→ Short task
Write out the data below exactly as given, without any of its pictures.

→ Information supplied

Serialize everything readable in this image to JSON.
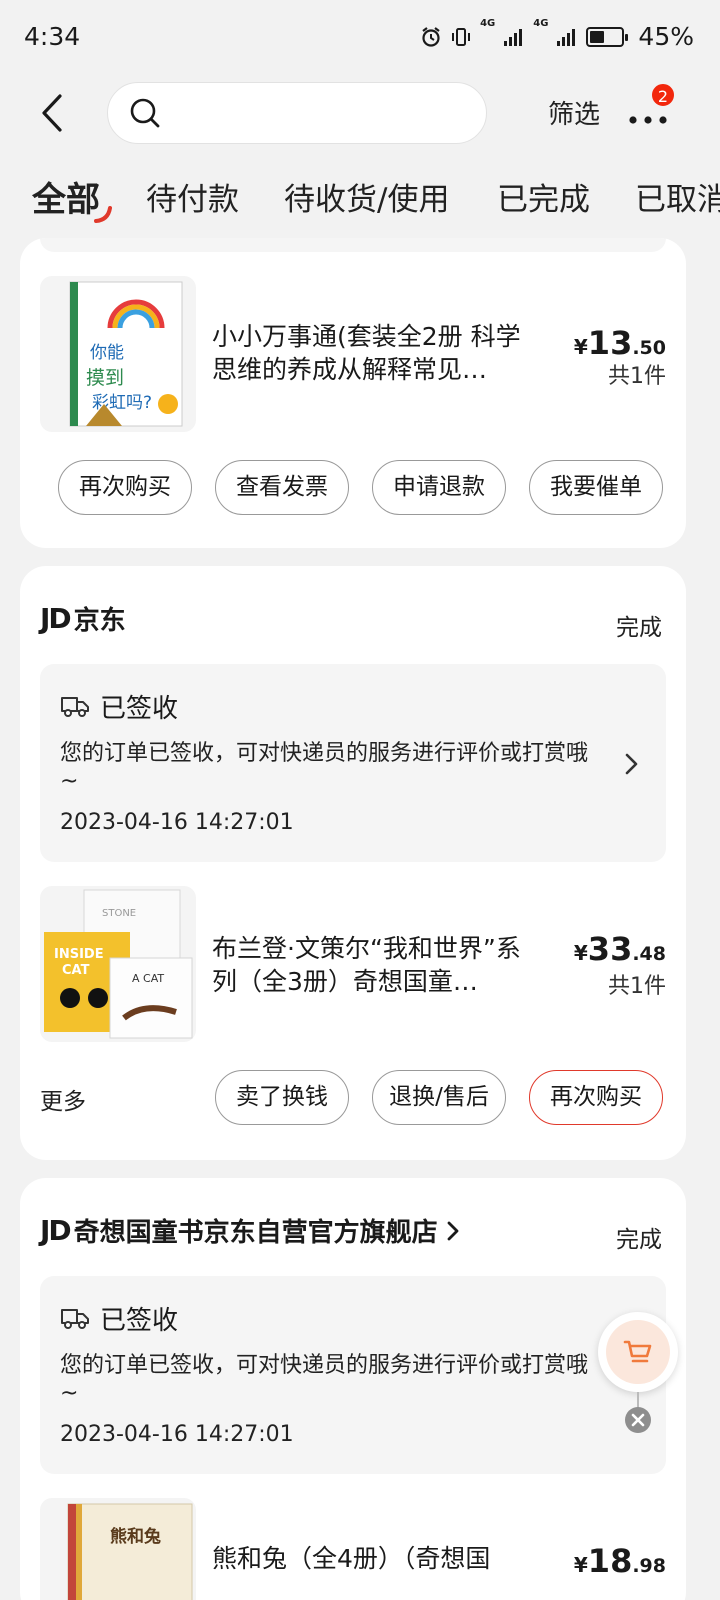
{
  "status_bar": {
    "time": "4:34",
    "network1": "4G",
    "network2": "4G",
    "battery_percent": "45%",
    "battery_level": 0.45
  },
  "header": {
    "search_placeholder": "",
    "filter_label": "筛选",
    "badge_count": "2"
  },
  "tabs": [
    {
      "label": "全部",
      "active": true
    },
    {
      "label": "待付款"
    },
    {
      "label": "待收货/使用"
    },
    {
      "label": "已完成"
    },
    {
      "label": "已取消"
    }
  ],
  "orders": [
    {
      "title": "小小万事通(套装全2册 科学思维的养成从解释常见…",
      "price_currency": "¥",
      "price_int": "13",
      "price_dec": ".50",
      "qty": "共1件",
      "actions": [
        "再次购买",
        "查看发票",
        "申请退款",
        "我要催单"
      ]
    },
    {
      "shop_logo": "JD",
      "shop_name": "京东",
      "status": "完成",
      "delivery_title": "已签收",
      "delivery_desc": "您的订单已签收，可对快递员的服务进行评价或打赏哦~",
      "delivery_time": "2023-04-16 14:27:01",
      "title": "布兰登·文策尔“我和世界”系列（全3册）奇想国童…",
      "price_currency": "¥",
      "price_int": "33",
      "price_dec": ".48",
      "qty": "共1件",
      "more_label": "更多",
      "actions": [
        "卖了换钱",
        "退换/售后",
        "再次购买"
      ]
    },
    {
      "shop_logo": "JD",
      "shop_name": "奇想国童书京东自营官方旗舰店",
      "status": "完成",
      "delivery_title": "已签收",
      "delivery_desc": "您的订单已签收，可对快递员的服务进行评价或打赏哦~",
      "delivery_time": "2023-04-16 14:27:01",
      "title": "熊和兔（全4册）（奇想国",
      "price_currency": "¥",
      "price_int": "18",
      "price_dec": ".98"
    }
  ],
  "colors": {
    "accent": "#e0392b",
    "badge": "#f2270c",
    "background": "#f2f2f2"
  }
}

→ Result of this exercise
Serialize everything readable in this image to JSON.
{
  "status_bar": {
    "time": "4:34",
    "network1": "4G",
    "network2": "4G",
    "battery_percent": "45%",
    "battery_level": 0.45
  },
  "header": {
    "search_placeholder": "",
    "filter_label": "筛选",
    "badge_count": "2"
  },
  "tabs": [
    {
      "label": "全部",
      "active": true
    },
    {
      "label": "待付款"
    },
    {
      "label": "待收货/使用"
    },
    {
      "label": "已完成"
    },
    {
      "label": "已取消"
    }
  ],
  "orders": [
    {
      "title": "小小万事通(套装全2册 科学思维的养成从解释常见…",
      "price_currency": "¥",
      "price_int": "13",
      "price_dec": ".50",
      "qty": "共1件",
      "actions": [
        "再次购买",
        "查看发票",
        "申请退款",
        "我要催单"
      ]
    },
    {
      "shop_logo": "JD",
      "shop_name": "京东",
      "status": "完成",
      "delivery_title": "已签收",
      "delivery_desc": "您的订单已签收，可对快递员的服务进行评价或打赏哦~",
      "delivery_time": "2023-04-16 14:27:01",
      "title": "布兰登·文策尔“我和世界”系列（全3册）奇想国童…",
      "price_currency": "¥",
      "price_int": "33",
      "price_dec": ".48",
      "qty": "共1件",
      "more_label": "更多",
      "actions": [
        "卖了换钱",
        "退换/售后",
        "再次购买"
      ]
    },
    {
      "shop_logo": "JD",
      "shop_name": "奇想国童书京东自营官方旗舰店",
      "status": "完成",
      "delivery_title": "已签收",
      "delivery_desc": "您的订单已签收，可对快递员的服务进行评价或打赏哦~",
      "delivery_time": "2023-04-16 14:27:01",
      "title": "熊和兔（全4册）（奇想国",
      "price_currency": "¥",
      "price_int": "18",
      "price_dec": ".98"
    }
  ],
  "colors": {
    "accent": "#e0392b",
    "badge": "#f2270c",
    "background": "#f2f2f2"
  }
}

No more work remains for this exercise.